= Vicente Asencio =

Spanish composer

Vicente Asencio y Ruano (29 October 1908 – 4 April 1979) was a Spanish composer. He is perhaps best known for his works for guitar of which guitarists Andrés Segovia and Narciso Yepes were notable exponents.

==Life==
Born in Valencia, Asencio began his musical training as a boy with his father. After studying violin in Castellón de la Plana with Emilio Bou, he moved to Barcelona to pursue studies at the Academia Frank Marshall with Frank Marshall and Enric Morera i Viura. He also studied privately in that city with Joaquín Turina and Ernesto Halffter. He also studied conducting in Paris and Milan.

Asencio began composing in the early 1920s, and his first major success was the ballet Fuego de Fiesta (1926). His earlier music displays an evident influence of the composer Manuel de Falla. In 1932 he founded the Conservatorio de Música de Castellón de la Plana with violinist Abel Mus. In 1934 he helped formed the Grupo de los Jóvenes, a group of talented young musicians in Valencia whose members also included Vicente Garcés and Ricardo Olmos among others.

● **Stated task 1**:
Rewrite the rows from the first one through the row that contains "docs-logo-icon[interactable] <box>16 10", replacing "pixel" with "screen" and leaving everything else unchanged.

● **Extracted information**:
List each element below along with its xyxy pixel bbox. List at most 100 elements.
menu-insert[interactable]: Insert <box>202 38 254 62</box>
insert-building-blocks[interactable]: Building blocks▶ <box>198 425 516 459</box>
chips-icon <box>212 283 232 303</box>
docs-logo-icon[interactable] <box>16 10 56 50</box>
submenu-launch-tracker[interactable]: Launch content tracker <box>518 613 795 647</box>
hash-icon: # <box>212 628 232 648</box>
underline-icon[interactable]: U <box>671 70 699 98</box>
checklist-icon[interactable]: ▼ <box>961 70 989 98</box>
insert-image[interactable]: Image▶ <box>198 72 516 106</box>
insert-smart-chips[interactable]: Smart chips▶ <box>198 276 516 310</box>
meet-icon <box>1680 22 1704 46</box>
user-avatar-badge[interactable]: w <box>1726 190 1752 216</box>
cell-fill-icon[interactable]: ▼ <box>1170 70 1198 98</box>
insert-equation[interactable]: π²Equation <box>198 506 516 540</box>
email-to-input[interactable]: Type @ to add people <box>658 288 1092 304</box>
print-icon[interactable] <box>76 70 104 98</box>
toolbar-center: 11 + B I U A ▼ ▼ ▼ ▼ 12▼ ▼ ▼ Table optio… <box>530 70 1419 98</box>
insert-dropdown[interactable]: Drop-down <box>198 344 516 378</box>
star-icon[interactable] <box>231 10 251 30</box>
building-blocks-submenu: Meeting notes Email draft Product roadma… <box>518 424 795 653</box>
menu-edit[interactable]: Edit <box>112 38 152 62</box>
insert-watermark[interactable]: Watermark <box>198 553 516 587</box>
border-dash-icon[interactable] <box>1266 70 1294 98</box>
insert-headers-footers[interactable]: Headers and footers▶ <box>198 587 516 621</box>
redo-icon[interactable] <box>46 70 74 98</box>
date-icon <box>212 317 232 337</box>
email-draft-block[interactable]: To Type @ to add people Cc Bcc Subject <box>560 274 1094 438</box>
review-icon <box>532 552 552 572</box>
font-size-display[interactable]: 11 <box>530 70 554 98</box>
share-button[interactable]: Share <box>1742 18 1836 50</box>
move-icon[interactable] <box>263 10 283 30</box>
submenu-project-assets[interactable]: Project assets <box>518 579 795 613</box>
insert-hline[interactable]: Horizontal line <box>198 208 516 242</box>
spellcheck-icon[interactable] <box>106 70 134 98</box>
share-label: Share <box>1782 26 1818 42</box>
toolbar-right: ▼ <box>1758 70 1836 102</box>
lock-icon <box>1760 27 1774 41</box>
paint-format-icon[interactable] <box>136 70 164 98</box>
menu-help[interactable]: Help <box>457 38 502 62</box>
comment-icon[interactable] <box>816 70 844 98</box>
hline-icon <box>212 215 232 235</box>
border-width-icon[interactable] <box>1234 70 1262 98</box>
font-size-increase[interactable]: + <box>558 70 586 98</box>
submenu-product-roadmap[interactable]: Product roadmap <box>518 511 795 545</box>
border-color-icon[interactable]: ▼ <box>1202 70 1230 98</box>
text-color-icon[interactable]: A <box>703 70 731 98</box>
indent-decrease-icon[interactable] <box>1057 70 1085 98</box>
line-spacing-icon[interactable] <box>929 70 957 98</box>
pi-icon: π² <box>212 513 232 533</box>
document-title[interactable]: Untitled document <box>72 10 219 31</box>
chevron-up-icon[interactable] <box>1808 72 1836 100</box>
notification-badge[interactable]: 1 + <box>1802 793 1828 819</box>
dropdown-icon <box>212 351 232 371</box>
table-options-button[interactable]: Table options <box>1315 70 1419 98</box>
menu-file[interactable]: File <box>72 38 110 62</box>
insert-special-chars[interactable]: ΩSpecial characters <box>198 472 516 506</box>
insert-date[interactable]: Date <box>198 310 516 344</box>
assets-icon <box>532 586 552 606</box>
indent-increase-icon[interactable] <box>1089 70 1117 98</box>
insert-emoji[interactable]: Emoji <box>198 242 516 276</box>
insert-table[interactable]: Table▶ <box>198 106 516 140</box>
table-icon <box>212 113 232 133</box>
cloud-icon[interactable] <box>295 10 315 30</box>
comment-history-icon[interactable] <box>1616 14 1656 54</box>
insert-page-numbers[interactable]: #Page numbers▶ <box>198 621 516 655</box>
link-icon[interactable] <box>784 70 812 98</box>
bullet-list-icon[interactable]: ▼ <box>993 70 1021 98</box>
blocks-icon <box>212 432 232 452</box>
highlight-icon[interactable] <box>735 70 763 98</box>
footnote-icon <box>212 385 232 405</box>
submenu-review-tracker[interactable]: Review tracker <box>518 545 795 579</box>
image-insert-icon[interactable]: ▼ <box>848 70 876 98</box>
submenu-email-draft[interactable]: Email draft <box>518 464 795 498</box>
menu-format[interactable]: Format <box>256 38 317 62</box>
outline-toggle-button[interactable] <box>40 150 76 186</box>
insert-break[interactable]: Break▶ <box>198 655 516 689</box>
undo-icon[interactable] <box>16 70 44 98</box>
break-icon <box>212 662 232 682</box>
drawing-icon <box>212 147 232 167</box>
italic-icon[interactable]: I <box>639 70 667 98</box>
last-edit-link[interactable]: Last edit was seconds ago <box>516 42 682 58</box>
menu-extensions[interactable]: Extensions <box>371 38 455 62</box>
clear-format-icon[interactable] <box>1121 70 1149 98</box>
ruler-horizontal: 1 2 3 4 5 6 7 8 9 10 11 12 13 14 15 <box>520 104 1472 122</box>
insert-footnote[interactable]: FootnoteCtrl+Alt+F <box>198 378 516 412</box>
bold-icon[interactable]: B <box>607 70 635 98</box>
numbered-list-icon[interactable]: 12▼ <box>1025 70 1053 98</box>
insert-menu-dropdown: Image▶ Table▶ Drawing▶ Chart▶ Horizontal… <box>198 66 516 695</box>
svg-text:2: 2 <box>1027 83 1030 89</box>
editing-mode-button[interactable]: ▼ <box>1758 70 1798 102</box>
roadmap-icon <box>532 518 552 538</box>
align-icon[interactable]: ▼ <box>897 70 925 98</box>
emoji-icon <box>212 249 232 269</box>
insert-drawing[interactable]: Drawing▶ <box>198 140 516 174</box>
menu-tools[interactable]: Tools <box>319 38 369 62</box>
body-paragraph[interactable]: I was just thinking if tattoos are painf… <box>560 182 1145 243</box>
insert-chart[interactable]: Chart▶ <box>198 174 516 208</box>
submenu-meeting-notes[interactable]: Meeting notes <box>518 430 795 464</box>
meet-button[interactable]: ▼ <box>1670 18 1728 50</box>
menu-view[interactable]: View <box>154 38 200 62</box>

● **Stated task 2**:
Answer these from the Vicente Asencio article:
(a) With whom did Asencio study violin in Castellón de la Plana?
(b) Which ballet was his first major success, and in what year?
(c) With whom did he found the Conservatorio de Música de Castellón de la Plana in 1932?

● **Correct response 1**:
List each element below along with its xyxy screen bbox. List at most 100 elements.
menu-insert[interactable]: Insert <box>202 38 254 62</box>
insert-building-blocks[interactable]: Building blocks▶ <box>198 425 516 459</box>
chips-icon <box>212 283 232 303</box>
docs-logo-icon[interactable] <box>16 10 56 50</box>

● **Correct response 2**:
(a) Emilio Bou
(b) Fuego de Fiesta, 1926
(c) The violinist Abel Mus